(Extracted records)
****

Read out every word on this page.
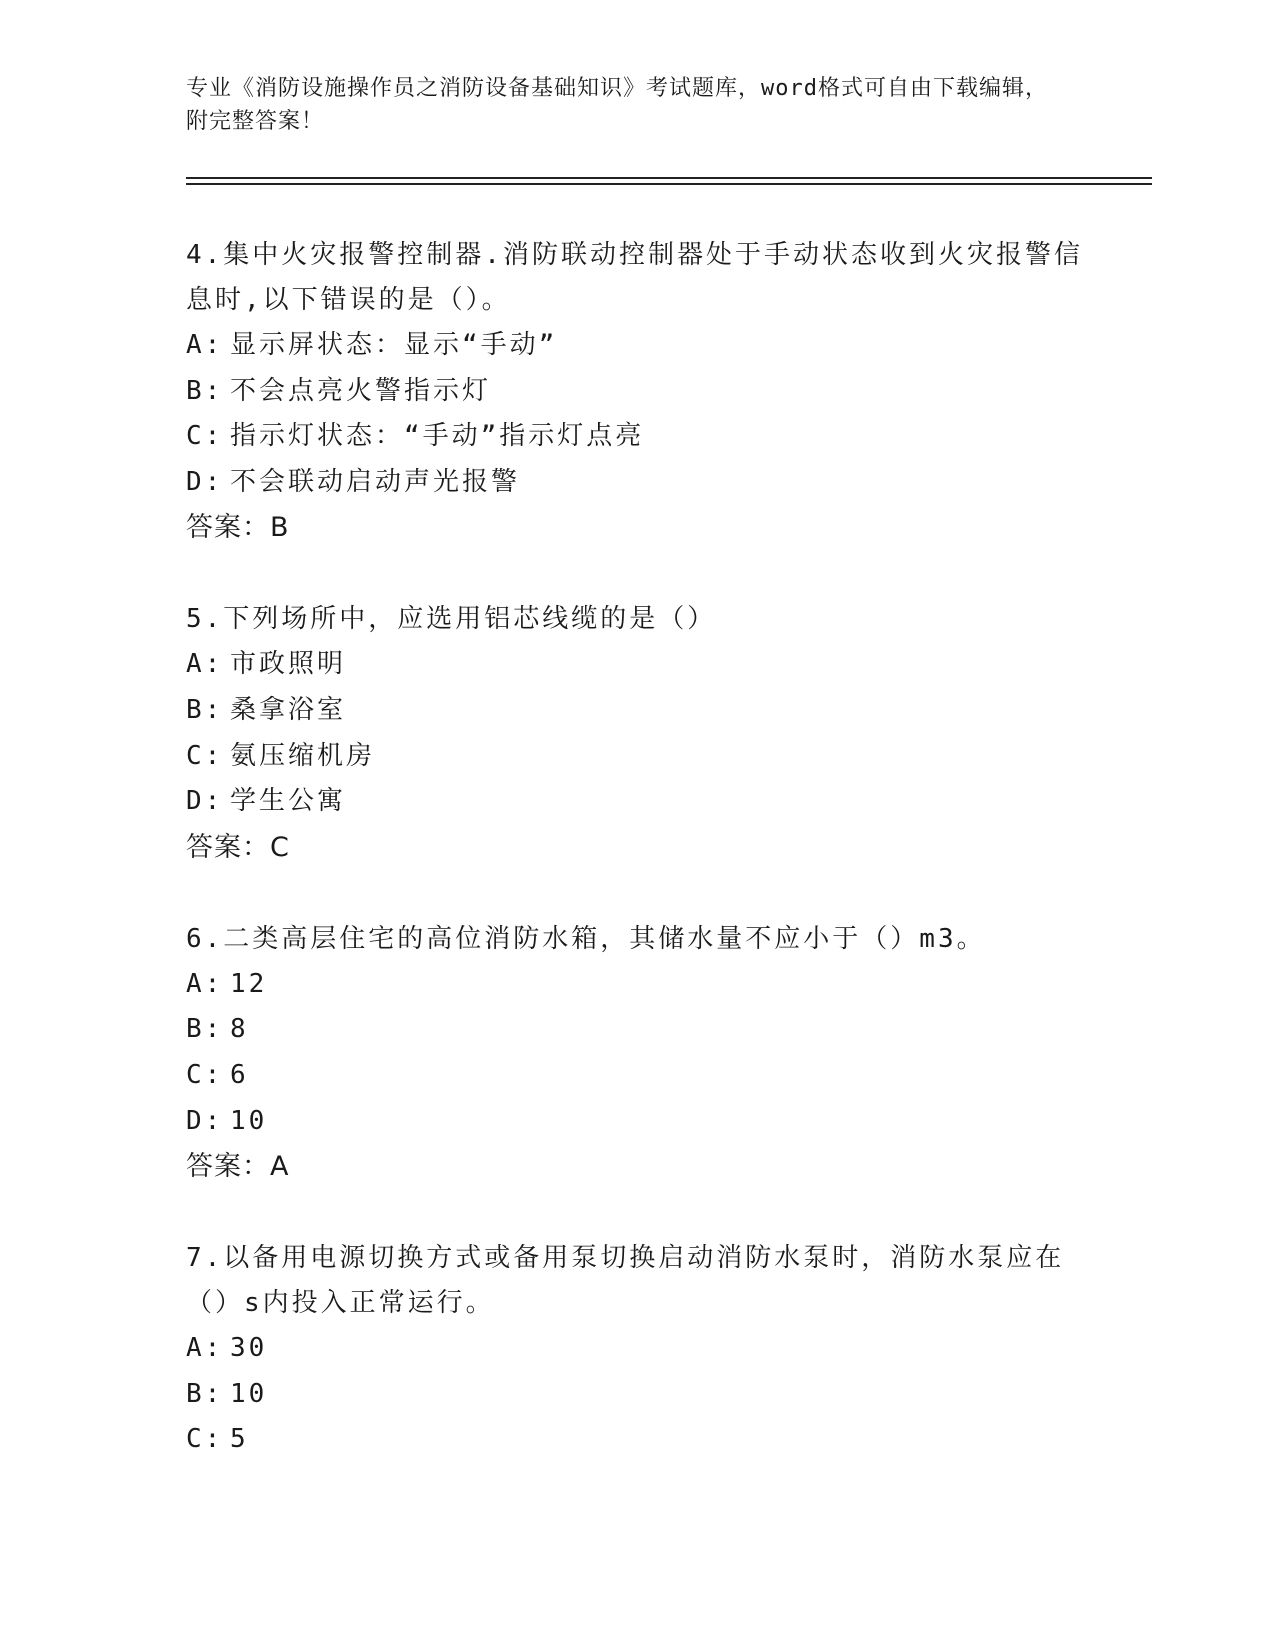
专业《消防设施操作员之消防设备基础知识》考试题库，word格式可自由下载编辑，附完整答案！
4.集中火灾报警控制器.消防联动控制器处于手动状态收到火灾报警信息时,以下错误的是（）。
A: 显示屏状态：显示“手动”
B: 不会点亮火警指示灯
C: 指示灯状态：“手动”指示灯点亮
D: 不会联动启动声光报警
答案：B
5.下列场所中，应选用铝芯线缆的是（）
A: 市政照明
B: 桑拿浴室
C: 氨压缩机房
D: 学生公寓
答案：C
6.二类高层住宅的高位消防水箱，其储水量不应小于（）m3。
A: 12
B: 8
C: 6
D: 10
答案：A
7.以备用电源切换方式或备用泵切换启动消防水泵时，消防水泵应在（）s内投入正常运行。
A: 30
B: 10
C: 5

****

* **Direction**
Without the pictures, write out every entry precisely as it appears.

* **Right answer**
Read out every word on this page.
专业《消防设施操作员之消防设备基础知识》考试题库，word格式可自由下载编辑，附完整答案！
4.集中火灾报警控制器.消防联动控制器处于手动状态收到火灾报警信息时,以下错误的是（）。
A: 显示屏状态：显示“手动”
B: 不会点亮火警指示灯
C: 指示灯状态：“手动”指示灯点亮
D: 不会联动启动声光报警
答案：B
5.下列场所中，应选用铝芯线缆的是（）
A: 市政照明
B: 桑拿浴室
C: 氨压缩机房
D: 学生公寓
答案：C
6.二类高层住宅的高位消防水箱，其储水量不应小于（）m3。
A: 12
B: 8
C: 6
D: 10
答案：A
7.以备用电源切换方式或备用泵切换启动消防水泵时，消防水泵应在（）s内投入正常运行。
A: 30
B: 10
C: 5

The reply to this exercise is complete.